> [Instruction 1]: In the passage on higher education, what is said to largely fund anti-public intellectuals?
> [Instruction 2]: Continue the passage on higher education from the point at which it ends.

> [Reading passage]:
What needs to be understood is that higher education may be one of the few institutions we have left in the United States where knowledge, values and learning offer a glimpse of the promise of education for nurturing public values, critical hope and a sense of civic responsibility. It may be the case that everyday life is increasingly organized around market principles; but confusing a market-determined society with democracy hollows out the legacy of higher education, whose deepest roots are moral, not commercial. This is a particularly important insight in a society where the free circulation of ideas are not only being replaced by ideas managed by the dominant media, but where critical ideas are increasingly viewed or dismissed as banal, if not reactionary.

But there is more at stake than simply the death of critical thought, there is also the powerful influence of celebrity culture and the commodification of culture, both of which now create a powerful form of mass illiteracy that increasingly dominates all aspects of the wider cultural educational apparatus. But mass illiteracy does more than undermine critical thought and depoliticize the public; it also becomes complicit with the suppression of dissent. Intellectuals who engage in dissent or a culture of questioning are often dismissed as either irrelevant, extremist, or un-American.

Anti-public intellectuals now dominate the larger cultural landscape, funded largely by right-wing institutes, eager to legitimate the worst forms of oppression as they nod, smile, speak in sound bites and willingly display their brand of moral cowardice. At the same time, there are too few critical academics willing to defend higher education for its role in providing a supportive and sustainable culture in which a vibrant critical democracy can flourish.

As potential democratic public spheres, institutions of higher education are especially important at a time when any space that produces “critical thinkers capable of putting existing institutions into question” is under siege by powerful economic, military, and political interests.[18] The increasing disappearance of any viable public sphere coupled with the reduction of the university to an outpost of business culture represents a serious political and pedagogical concern that should not be lost on either academics or those concerned about the purpose and meaning of higher education, if not the fate of democracy itself.

> [Data rows]:
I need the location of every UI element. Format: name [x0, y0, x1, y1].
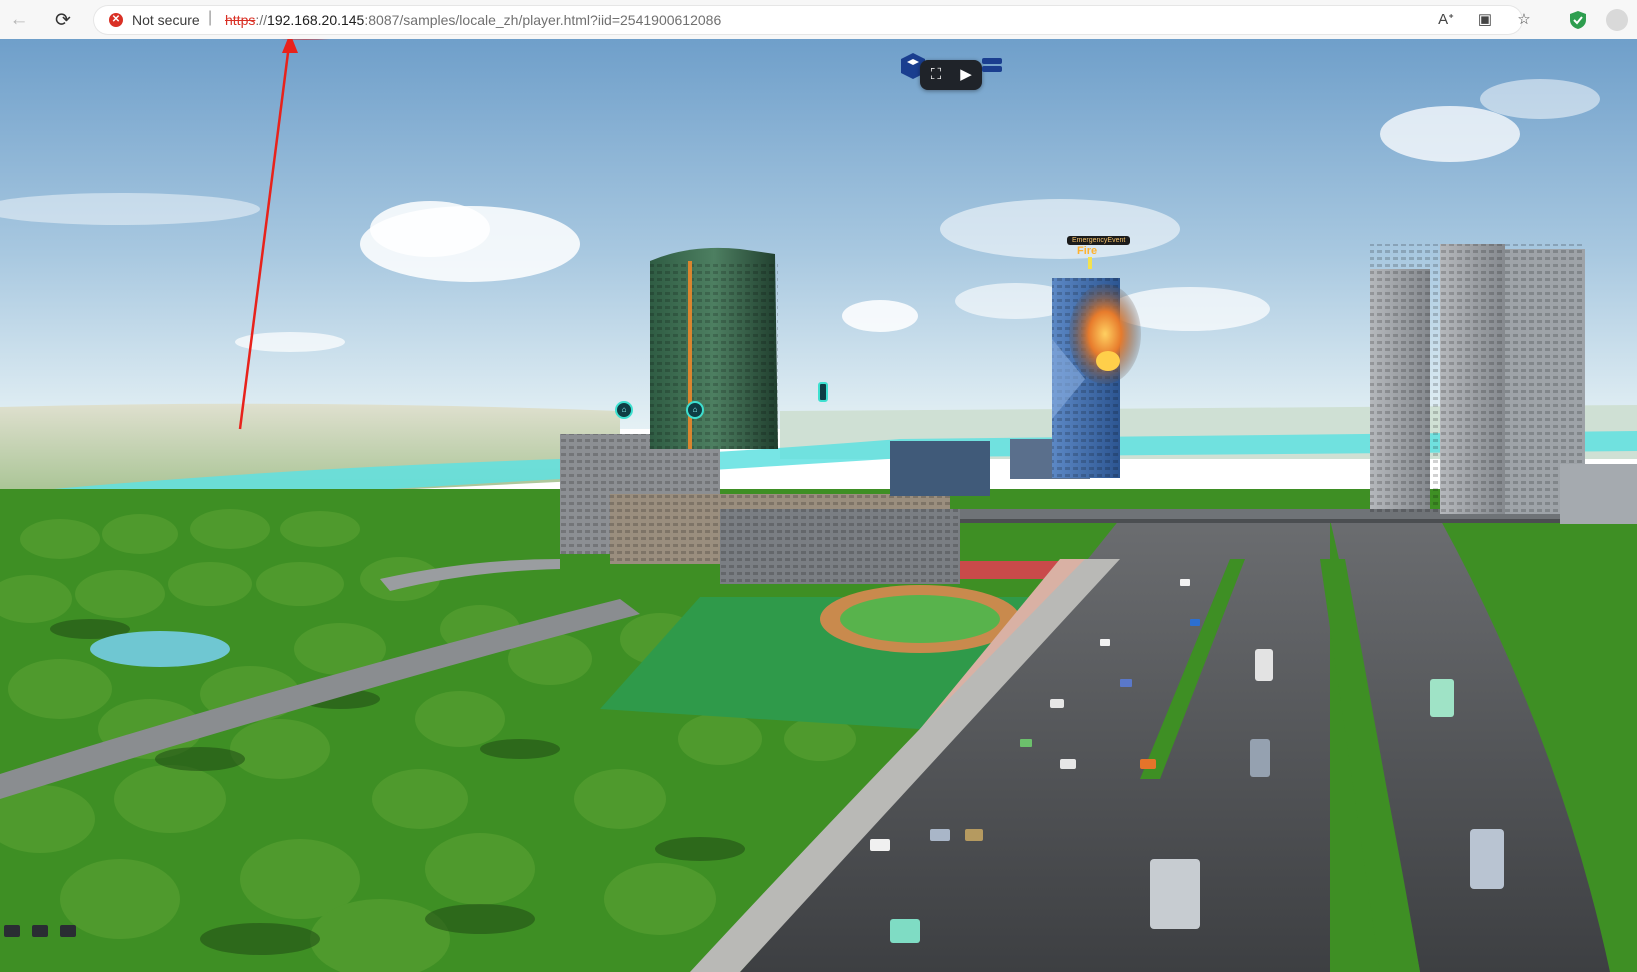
park-pond	[90, 631, 230, 667]
fire-beacon	[1088, 257, 1092, 269]
football-field	[840, 595, 1000, 643]
tool-button-icon[interactable]	[32, 925, 48, 937]
player-controls: ⛶ ▶	[900, 52, 1004, 90]
url-host: 192.168.20.145	[267, 12, 365, 28]
address-separator: |	[208, 9, 213, 26]
tool-button-icon[interactable]	[60, 925, 76, 937]
read-aloud-icon[interactable]: Aᐩ	[1435, 10, 1457, 30]
3d-viewport[interactable]: ⌂ ⌂ EmergencyEvent Fire ⛶ ▶	[0, 39, 1637, 972]
fire-core	[1096, 351, 1120, 371]
security-label[interactable]: Not secure	[132, 12, 200, 28]
insecure-warning-icon[interactable]: ✕	[109, 13, 123, 27]
fullscreen-exit-icon[interactable]: ⛶	[922, 62, 950, 88]
app-available-icon[interactable]: ▣	[1474, 10, 1496, 30]
url-scheme-sep: ://	[255, 12, 268, 28]
player-controls-bar: ⛶ ▶	[920, 60, 982, 90]
layers-icon[interactable]	[980, 56, 1004, 78]
reload-icon[interactable]: ⟳	[50, 7, 76, 33]
address-bar[interactable]: ✕ Not secure | https://192.168.20.145:80…	[93, 5, 1531, 35]
play-record-icon[interactable]: ▶	[952, 62, 980, 88]
tool-button-icon[interactable]	[4, 925, 20, 937]
url-scheme: https	[225, 12, 256, 28]
city-scene[interactable]	[0, 39, 1637, 972]
profile-icon[interactable]	[1606, 9, 1628, 31]
glass-tower-stripe	[688, 261, 692, 449]
browser-toolbar: ← ⟳ ✕ Not secure | https://192.168.20.14…	[0, 0, 1637, 40]
glass-tower-windows	[650, 261, 778, 449]
elevated-rail-deck	[960, 519, 1637, 523]
url-text[interactable]: https://192.168.20.145:8087/samples/loca…	[225, 12, 721, 28]
star-icon[interactable]: ☆	[1513, 10, 1535, 30]
shield-extension-icon[interactable]	[1570, 11, 1586, 29]
fire-label[interactable]: Fire	[1077, 245, 1097, 257]
poi-marker-icon[interactable]	[818, 382, 828, 402]
poi-marker-icon[interactable]: ⌂	[615, 401, 633, 419]
back-arrow-icon[interactable]: ←	[6, 7, 32, 33]
url-path: :8087/samples/locale_zh/player.html?iid=…	[364, 12, 722, 28]
emergency-event-tag[interactable]: EmergencyEvent	[1067, 236, 1131, 245]
poi-marker-icon[interactable]: ⌂	[686, 401, 704, 419]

> [Exercise output 1]: Right-wing institutes.

> [Exercise output 2]:
Democracy places civic demands upon its citizens and such demands point to the necessity of an education that is broad-based, critical and supportive of meaningful civic values, participation in self-governance and democratic leadership. Only through such a formative and critical educational culture can students learn how to become individual and social agents, rather than merely disengaged spectators, able both to think otherwise and to act upon civic commitments that “necessitate a reordering of basic power arrangements” fundamental to promoting the common good and producing a meaningful democracy. The current neoliberal regime that is wreaking havoc on the planet and the lives of millions cannot be addressed by future generations unless they have the capacities, knowledge, skills and motivation to think critically and act courageously. This means giving them the knowledge and skills to make power visible and politics an important sphere of individual and collective struggle.

One measure of the degree to which higher education has lost its moral compass can be viewed in the ways in which it disavows any relationship between equity and excellence, eschews the discourse of democracy and reduces its commitment to learning to the stripped down goals of either preparing students for the workforce or teaching them the virtues of measurable utility. While such objectives are not without merit, they have little to say about the role that higher education might play in influencing the fate of future citizens and the state of democracy itself, nor do they say much about what it means for faculty to be more than technicians or hermetic scholars.

In addition to promoting measurable skills and educating students to be competitive in the marketplace, academics are also required to speak a kind of truth, but as Stuart Hall points out, “maybe not truth with a capital T, but … some kind of truth, the best truth they know or can discover [and] to speak that truth to power.”[19] Implicit in Hall’s statement is an awareness that to speak truth to power is not a temporary and unfortunate lapse into politics on the part of academics: it is central to opposing all those modes of ignorance, whether they are market-based or rooted in other fundamentalist ideologies, that make judgments difficult and democracy dysfunctional.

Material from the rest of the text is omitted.